* begin Provided entries *

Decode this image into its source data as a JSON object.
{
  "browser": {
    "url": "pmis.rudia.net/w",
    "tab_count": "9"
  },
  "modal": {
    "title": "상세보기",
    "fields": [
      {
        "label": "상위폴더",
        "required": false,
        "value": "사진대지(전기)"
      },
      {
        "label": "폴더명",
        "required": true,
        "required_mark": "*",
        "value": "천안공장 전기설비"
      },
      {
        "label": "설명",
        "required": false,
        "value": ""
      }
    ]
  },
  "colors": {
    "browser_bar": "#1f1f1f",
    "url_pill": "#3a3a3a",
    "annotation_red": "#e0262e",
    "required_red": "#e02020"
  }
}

* end Provided entries *

→ Short exercise
Every line above should be written out again exactly as it stands.

→ Output for this task
Decode this image into its source data as a JSON object.
{
  "browser": {
    "url": "pmis.rudia.net/w",
    "tab_count": "9"
  },
  "modal": {
    "title": "상세보기",
    "fields": [
      {
        "label": "상위폴더",
        "required": false,
        "value": "사진대지(전기)"
      },
      {
        "label": "폴더명",
        "required": true,
        "required_mark": "*",
        "value": "천안공장 전기설비"
      },
      {
        "label": "설명",
        "required": false,
        "value": ""
      }
    ]
  },
  "colors": {
    "browser_bar": "#1f1f1f",
    "url_pill": "#3a3a3a",
    "annotation_red": "#e0262e",
    "required_red": "#e02020"
  }
}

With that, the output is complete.